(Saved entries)
━━━━
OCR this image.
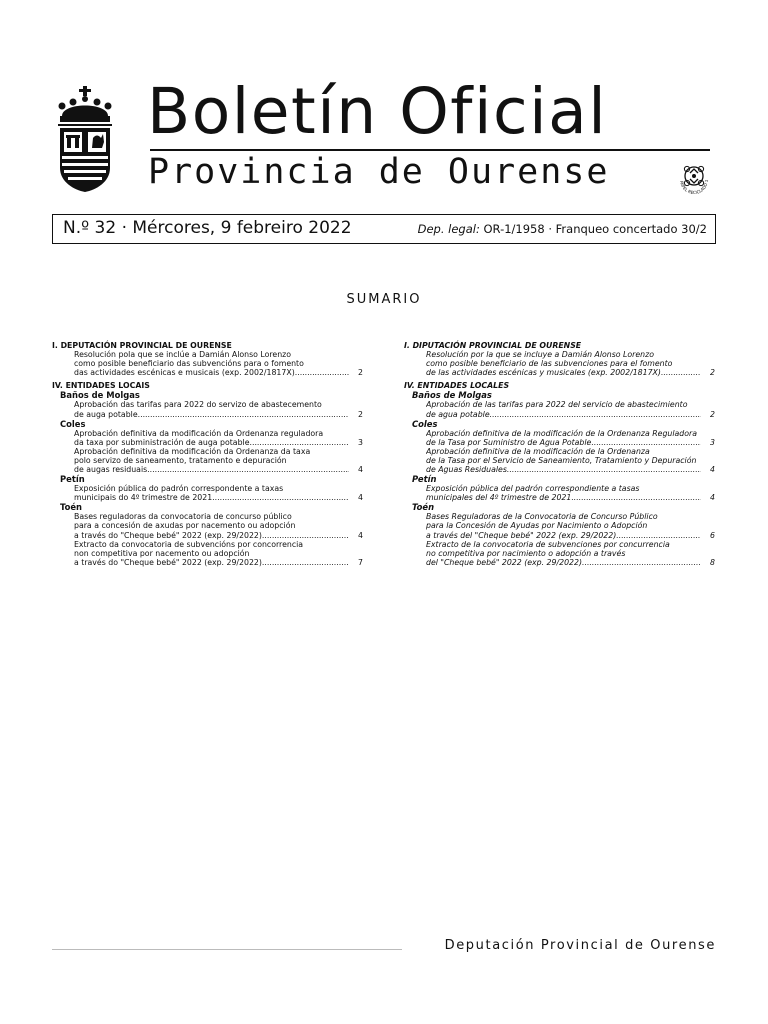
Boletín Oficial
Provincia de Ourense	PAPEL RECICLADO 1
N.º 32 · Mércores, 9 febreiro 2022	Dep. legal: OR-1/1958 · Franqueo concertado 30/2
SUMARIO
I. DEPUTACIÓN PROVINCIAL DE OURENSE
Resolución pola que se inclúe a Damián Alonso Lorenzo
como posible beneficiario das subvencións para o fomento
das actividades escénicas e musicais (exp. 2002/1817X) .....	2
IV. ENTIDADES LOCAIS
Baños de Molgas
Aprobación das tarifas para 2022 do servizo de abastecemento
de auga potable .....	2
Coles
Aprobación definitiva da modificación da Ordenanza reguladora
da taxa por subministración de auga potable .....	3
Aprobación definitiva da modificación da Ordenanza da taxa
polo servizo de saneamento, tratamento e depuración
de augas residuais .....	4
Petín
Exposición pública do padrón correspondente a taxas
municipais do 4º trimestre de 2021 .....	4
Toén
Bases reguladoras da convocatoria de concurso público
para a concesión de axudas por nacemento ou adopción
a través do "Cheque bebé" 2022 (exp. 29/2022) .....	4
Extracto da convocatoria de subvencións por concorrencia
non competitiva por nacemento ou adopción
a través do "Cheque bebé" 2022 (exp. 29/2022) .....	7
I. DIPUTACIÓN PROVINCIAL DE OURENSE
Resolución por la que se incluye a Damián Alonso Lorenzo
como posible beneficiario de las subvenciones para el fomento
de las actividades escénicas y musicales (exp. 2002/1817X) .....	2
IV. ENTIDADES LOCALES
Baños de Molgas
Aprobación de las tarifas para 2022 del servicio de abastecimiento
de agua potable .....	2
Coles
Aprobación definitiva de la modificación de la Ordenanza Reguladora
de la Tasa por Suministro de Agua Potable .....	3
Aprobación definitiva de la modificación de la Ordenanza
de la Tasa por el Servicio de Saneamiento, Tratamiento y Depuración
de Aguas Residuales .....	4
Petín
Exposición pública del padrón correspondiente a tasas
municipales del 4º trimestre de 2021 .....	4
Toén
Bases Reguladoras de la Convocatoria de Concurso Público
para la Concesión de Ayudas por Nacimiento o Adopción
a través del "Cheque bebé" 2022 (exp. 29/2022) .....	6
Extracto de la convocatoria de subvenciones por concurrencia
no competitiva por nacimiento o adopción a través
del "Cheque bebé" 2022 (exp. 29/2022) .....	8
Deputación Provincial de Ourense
━━━━
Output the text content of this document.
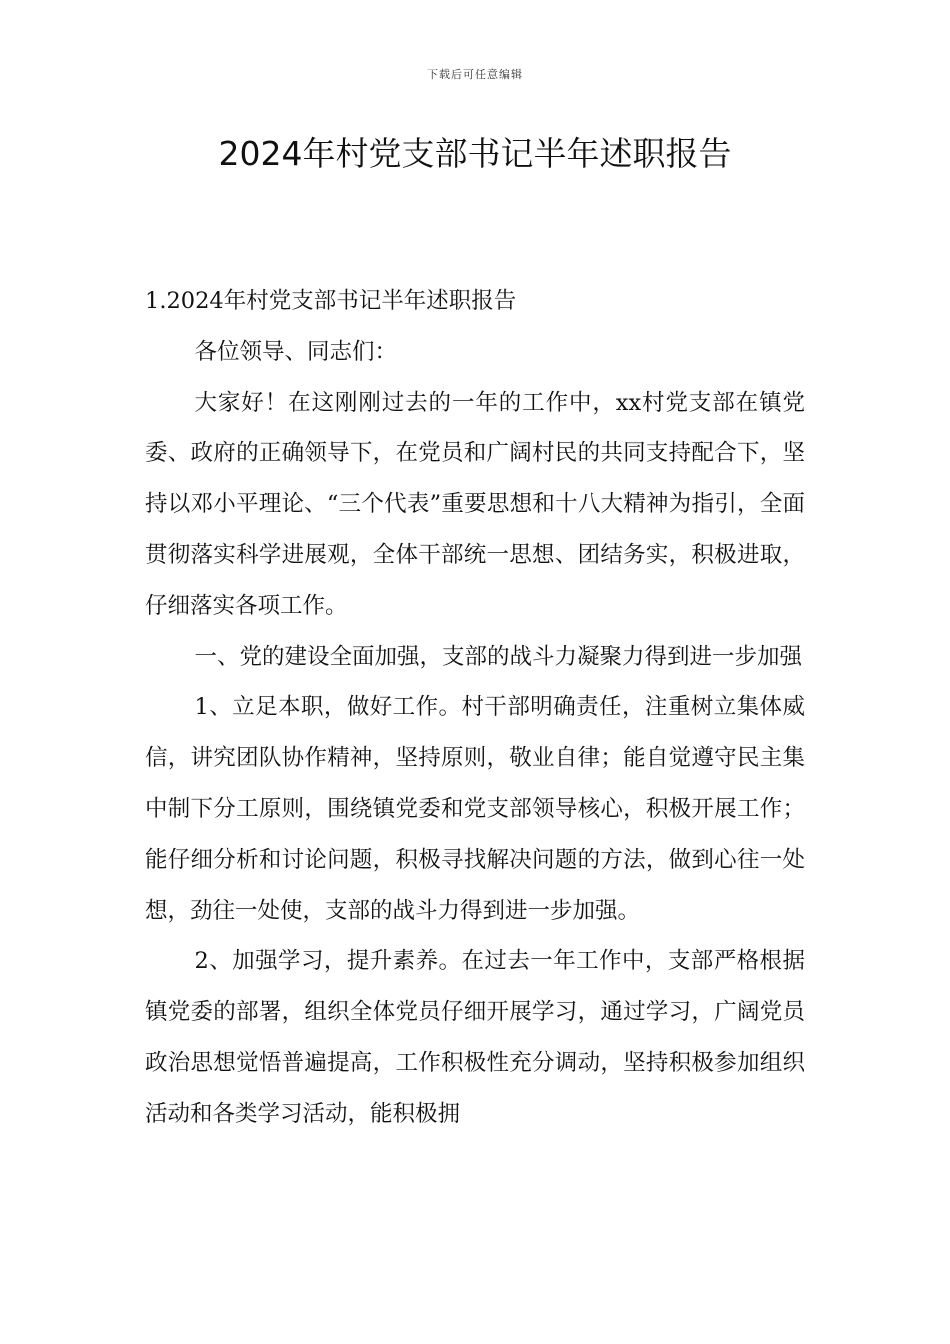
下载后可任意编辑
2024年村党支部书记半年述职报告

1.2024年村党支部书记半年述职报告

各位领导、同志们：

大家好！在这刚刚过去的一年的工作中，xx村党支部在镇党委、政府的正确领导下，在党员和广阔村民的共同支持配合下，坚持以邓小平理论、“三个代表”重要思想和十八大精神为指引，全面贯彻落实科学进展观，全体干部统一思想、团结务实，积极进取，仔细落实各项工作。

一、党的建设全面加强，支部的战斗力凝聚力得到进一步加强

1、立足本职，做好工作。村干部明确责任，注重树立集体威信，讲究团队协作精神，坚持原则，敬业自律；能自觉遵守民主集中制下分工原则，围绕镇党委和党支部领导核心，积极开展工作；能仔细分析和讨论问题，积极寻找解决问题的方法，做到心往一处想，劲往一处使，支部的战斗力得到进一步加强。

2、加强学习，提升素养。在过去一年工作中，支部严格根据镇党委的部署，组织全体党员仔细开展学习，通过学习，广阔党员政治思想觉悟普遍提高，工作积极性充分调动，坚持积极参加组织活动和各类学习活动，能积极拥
━━━━
> **Task prompt**
Copy every line from the records above that contains the word "competitiva".

> **The result**
non competitiva por nacemento ou adopción
no competitiva por nacimiento o adopción a través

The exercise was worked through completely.